===== PAGE TEXT =====

The Ferrymead Two Foot Railway Society Inc. is a member society of Ferrymead Heritage Park, in Heathcote, Christchurch, New Zealand. The society operates the  narrow gauge Ferrymead Two Foot Railway on a 450 m long circuit of track at the park, adjacent to the Moorhouse railway station. Trains are operated during special events or on major operating days using two small carriages built on ex-tipping wagon chassis.

Locomotives
The railway has two F. C. Hibberd & Co. "Planet" diesel-mechanical locomotives, built in 1953. Both were originally imported by Dominion Salt Ltd for use at its Lake Grassmere salt works in Marlborough; following the construction of a conveyor belt system to replace the railway in 1964 both locomotives were placed in open-air storage at Lake Grassmere before moving to Ferrymead in 1967.

Of the two locomotives, Planet No. 3483 George is undergoing restoration to working order at Ferrymead. Planet No. 3484 Winifred has been restored to working order and has been the regular operational locomotive on the group's line since 2007. Both locomotives were named after members of the Skellerup family who originally owned the salt works, Winifred being named after the late Winifred Skellerup while George is named after George Skellerup, Winifred's father and the original owner of Dominion Salt.

Rolling stock
The Society owns a small fleet of wagons, mostly obtained from coal mines on the West Coast of the South Island. The majority of these are coal tubs, although there are a small number of wagons built for maintenance purposes underground. The society also owns a small number of side-tipping wagons formerly used by Dominion Salt at Lake Grassmere.

===== GIVEN DATA =====

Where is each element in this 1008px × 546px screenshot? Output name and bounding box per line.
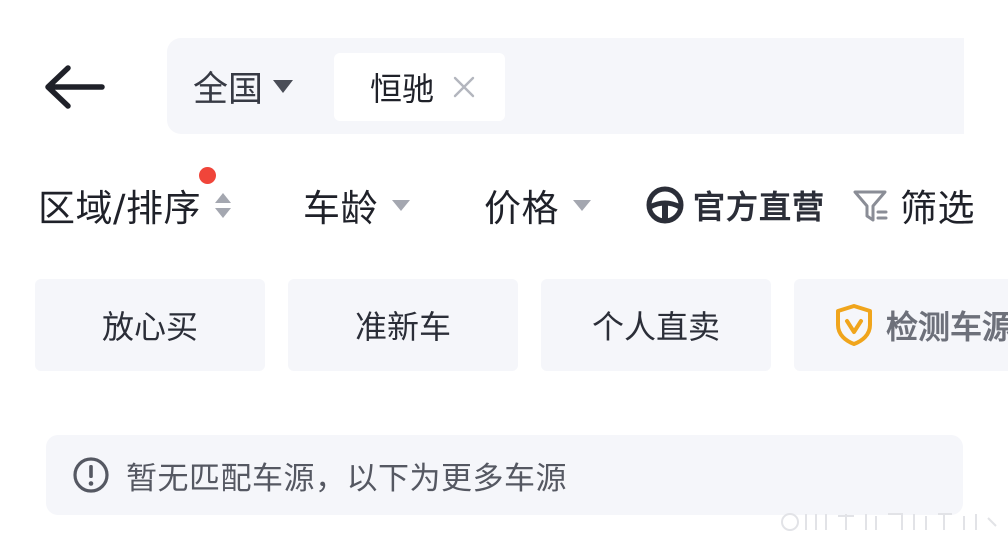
filter-button-label: 筛选 <box>900 187 975 230</box>
caret-down-icon <box>392 199 410 211</box>
sort-arrows-icon <box>214 192 231 218</box>
quick-tag-row: 放心买 准新车 个人直卖 检测车源 <box>0 279 1008 371</box>
tag-label: 放心买 <box>101 308 198 346</box>
tag-label: 准新车 <box>354 308 451 346</box>
notification-dot <box>199 167 216 184</box>
search-bar[interactable]: 全国 恒驰 <box>167 38 964 134</box>
filter-bar: 区域/排序 车龄 价格 官方直营 筛选 <box>0 160 1008 250</box>
tag-worry-free[interactable]: 放心买 <box>35 279 265 371</box>
filter-official[interactable]: 官方直营 <box>645 160 825 250</box>
filter-price-label: 价格 <box>484 187 559 230</box>
funnel-icon <box>853 190 888 222</box>
steering-wheel-icon <box>646 186 684 224</box>
filter-price[interactable]: 价格 <box>484 160 591 250</box>
no-match-notice: 暂无匹配车源，以下为更多车源 <box>46 435 963 515</box>
arrow-left-icon <box>45 65 105 109</box>
region-label: 全国 <box>193 69 264 110</box>
caret-down-icon <box>573 199 591 211</box>
filter-button[interactable]: 筛选 <box>852 160 975 250</box>
filter-official-label: 官方直营 <box>693 188 826 226</box>
tag-label: 个人直卖 <box>591 308 720 346</box>
caret-down-icon <box>273 79 294 93</box>
notice-text: 暂无匹配车源，以下为更多车源 <box>126 460 567 497</box>
tag-label: 检测车源 <box>886 308 1008 346</box>
watermark-logo <box>781 513 997 531</box>
region-selector[interactable]: 全国 <box>193 38 294 134</box>
back-button[interactable] <box>40 58 110 116</box>
close-icon[interactable] <box>452 75 476 99</box>
search-chip[interactable]: 恒驰 <box>334 53 505 121</box>
tag-nearly-new[interactable]: 准新车 <box>288 279 518 371</box>
tag-private-sale[interactable]: 个人直卖 <box>541 279 771 371</box>
tag-inspected[interactable]: 检测车源 <box>794 279 1008 371</box>
filter-car-age[interactable]: 车龄 <box>303 160 410 250</box>
search-chip-label: 恒驰 <box>370 70 435 108</box>
exclamation-circle-icon <box>73 457 109 493</box>
filter-car-age-label: 车龄 <box>303 187 378 230</box>
filter-area-sort-label: 区域/排序 <box>38 187 201 230</box>
shield-v-icon <box>836 304 872 346</box>
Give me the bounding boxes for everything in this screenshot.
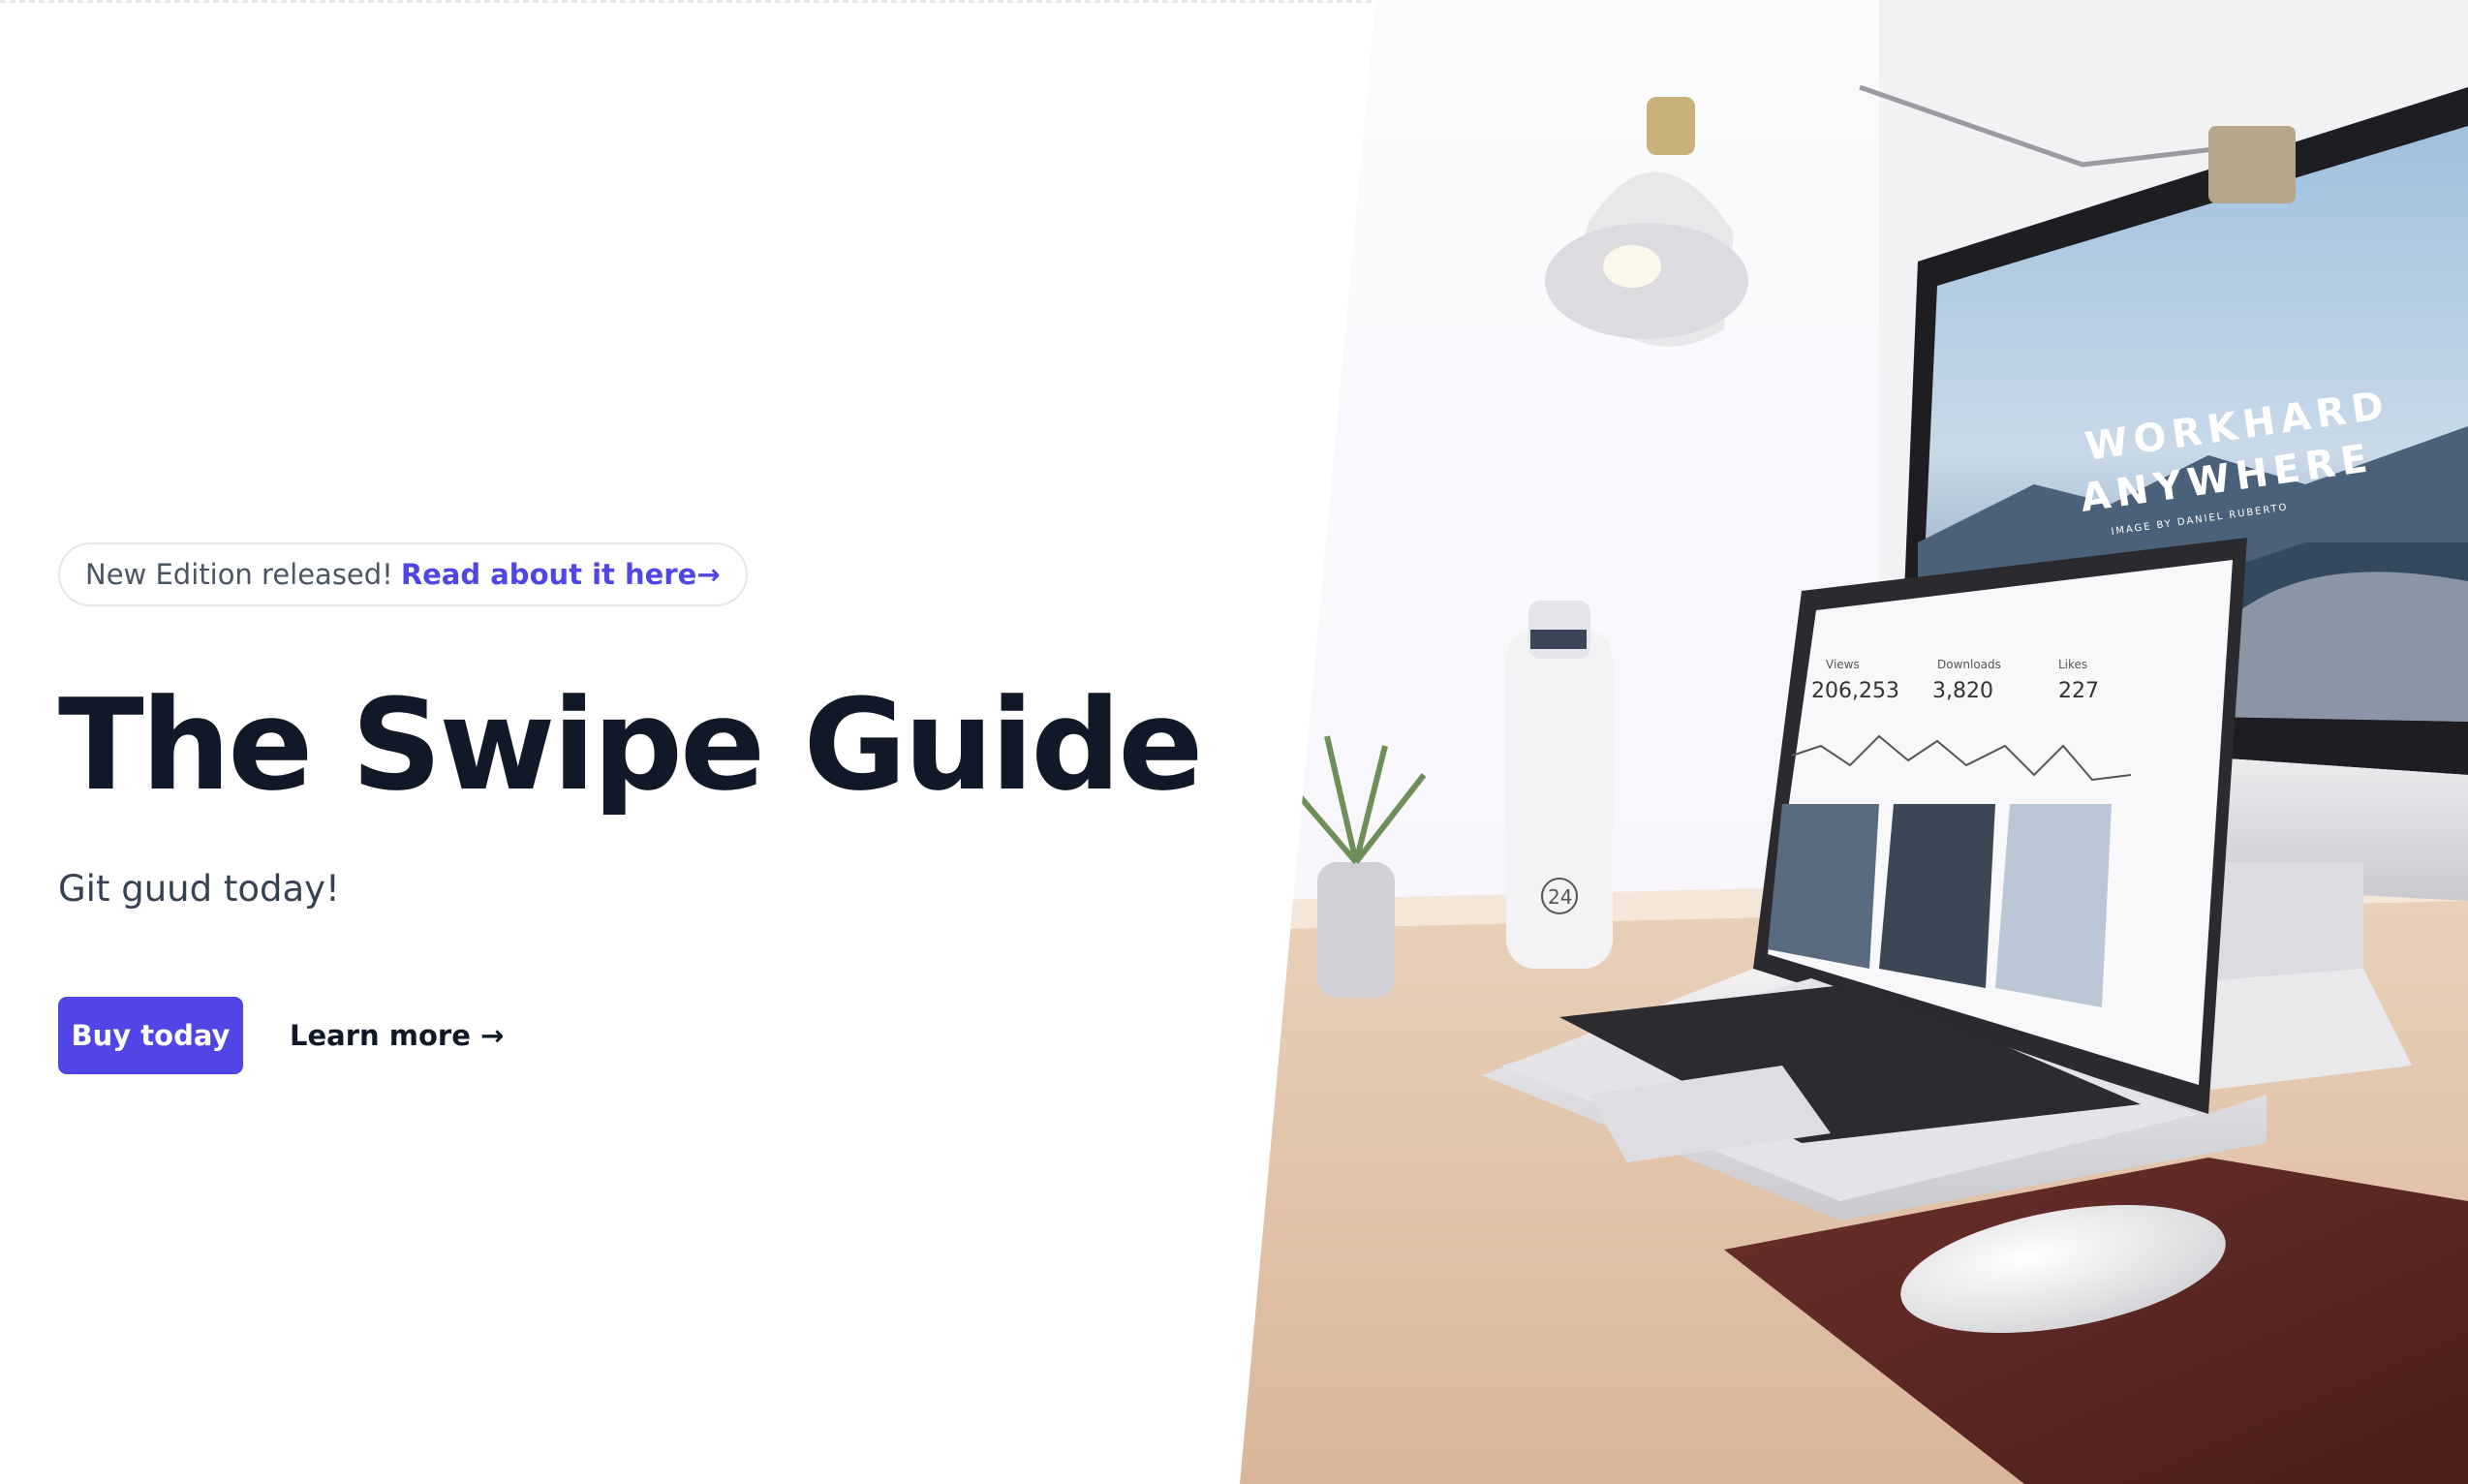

=====

**TASK TO COMPLETE:**
Reproduce verbatim the passage of the Ferrymead railway text that begins at the words "Rolling stock" and stops after the words "at Lake Grassmere.".

**TASK RESULT:**
Rolling stock
The Society owns a small fleet of wagons, mostly obtained from coal mines on the West Coast of the South Island. The majority of these are coal tubs, although there are a small number of wagons built for maintenance purposes underground. The society also owns a small number of side-tipping wagons formerly used by Dominion Salt at Lake Grassmere.